* **Required work**: Reproduce the listing word for word. Skip any image.

* **Records shown**:
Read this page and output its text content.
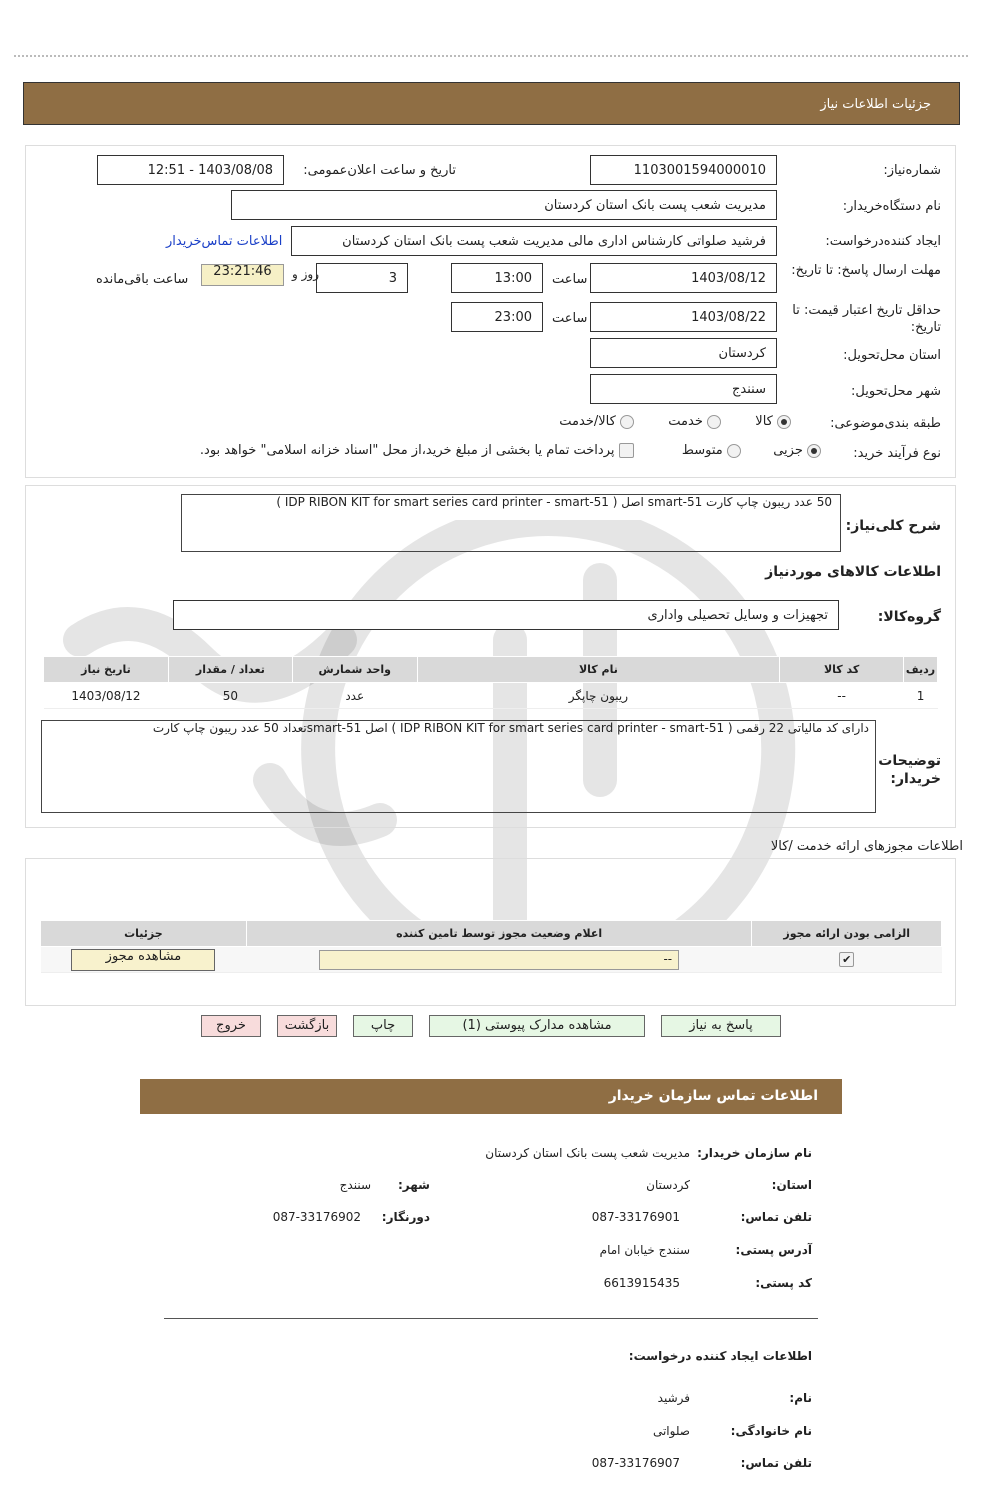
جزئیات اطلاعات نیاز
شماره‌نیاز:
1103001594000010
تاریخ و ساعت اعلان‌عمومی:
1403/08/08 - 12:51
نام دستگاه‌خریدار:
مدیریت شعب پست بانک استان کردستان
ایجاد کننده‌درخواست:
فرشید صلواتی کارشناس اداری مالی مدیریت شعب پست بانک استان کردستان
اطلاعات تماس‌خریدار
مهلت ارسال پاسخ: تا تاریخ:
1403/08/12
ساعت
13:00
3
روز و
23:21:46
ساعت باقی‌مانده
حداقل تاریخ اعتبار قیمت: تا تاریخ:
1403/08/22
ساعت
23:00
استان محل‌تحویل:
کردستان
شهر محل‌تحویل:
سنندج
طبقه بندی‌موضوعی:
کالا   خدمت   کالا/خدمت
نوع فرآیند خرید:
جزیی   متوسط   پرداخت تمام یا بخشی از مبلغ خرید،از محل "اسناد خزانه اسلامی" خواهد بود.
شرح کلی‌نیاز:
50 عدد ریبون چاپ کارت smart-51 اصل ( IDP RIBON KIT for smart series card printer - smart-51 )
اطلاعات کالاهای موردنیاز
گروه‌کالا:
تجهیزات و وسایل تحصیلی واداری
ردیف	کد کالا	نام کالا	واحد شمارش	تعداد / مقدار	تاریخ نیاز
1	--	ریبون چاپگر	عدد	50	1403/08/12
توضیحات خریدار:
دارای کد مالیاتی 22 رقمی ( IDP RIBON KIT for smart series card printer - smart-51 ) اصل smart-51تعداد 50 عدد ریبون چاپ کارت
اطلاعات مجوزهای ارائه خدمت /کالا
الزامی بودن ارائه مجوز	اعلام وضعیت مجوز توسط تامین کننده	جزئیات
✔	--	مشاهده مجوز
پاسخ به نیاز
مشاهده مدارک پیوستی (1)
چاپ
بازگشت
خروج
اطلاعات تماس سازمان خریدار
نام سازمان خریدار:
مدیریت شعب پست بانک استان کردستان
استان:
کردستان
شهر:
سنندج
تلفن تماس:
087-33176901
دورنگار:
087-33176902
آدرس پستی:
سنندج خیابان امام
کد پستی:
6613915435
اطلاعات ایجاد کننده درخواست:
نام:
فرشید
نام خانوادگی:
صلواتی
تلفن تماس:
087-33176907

* **Task result**:
Read this page and output its text content.
جزئیات اطلاعات نیاز
شماره‌نیاز:
1103001594000010
تاریخ و ساعت اعلان‌عمومی:
1403/08/08 - 12:51
نام دستگاه‌خریدار:
مدیریت شعب پست بانک استان کردستان
ایجاد کننده‌درخواست:
فرشید صلواتی کارشناس اداری مالی مدیریت شعب پست بانک استان کردستان
اطلاعات تماس‌خریدار
مهلت ارسال پاسخ: تا تاریخ:
1403/08/12
ساعت
13:00
3
روز و
23:21:46
ساعت باقی‌مانده
حداقل تاریخ اعتبار قیمت: تا تاریخ:
1403/08/22
ساعت
23:00
استان محل‌تحویل:
کردستان
شهر محل‌تحویل:
سنندج
طبقه بندی‌موضوعی:
کالا   خدمت   کالا/خدمت
نوع فرآیند خرید:
جزیی   متوسط   پرداخت تمام یا بخشی از مبلغ خرید،از محل "اسناد خزانه اسلامی" خواهد بود.
شرح کلی‌نیاز:
50 عدد ریبون چاپ کارت smart-51 اصل ( IDP RIBON KIT for smart series card printer - smart-51 )
اطلاعات کالاهای موردنیاز
گروه‌کالا:
تجهیزات و وسایل تحصیلی واداری
ردیف	کد کالا	نام کالا	واحد شمارش	تعداد / مقدار	تاریخ نیاز
1	--	ریبون چاپگر	عدد	50	1403/08/12
توضیحات خریدار:
دارای کد مالیاتی 22 رقمی ( IDP RIBON KIT for smart series card printer - smart-51 ) اصل smart-51تعداد 50 عدد ریبون چاپ کارت
اطلاعات مجوزهای ارائه خدمت /کالا
الزامی بودن ارائه مجوز	اعلام وضعیت مجوز توسط تامین کننده	جزئیات
✔	--	مشاهده مجوز
پاسخ به نیاز
مشاهده مدارک پیوستی (1)
چاپ
بازگشت
خروج
اطلاعات تماس سازمان خریدار
نام سازمان خریدار:
مدیریت شعب پست بانک استان کردستان
استان:
کردستان
شهر:
سنندج
تلفن تماس:
087-33176901
دورنگار:
087-33176902
آدرس پستی:
سنندج خیابان امام
کد پستی:
6613915435
اطلاعات ایجاد کننده درخواست:
نام:
فرشید
نام خانوادگی:
صلواتی
تلفن تماس:
087-33176907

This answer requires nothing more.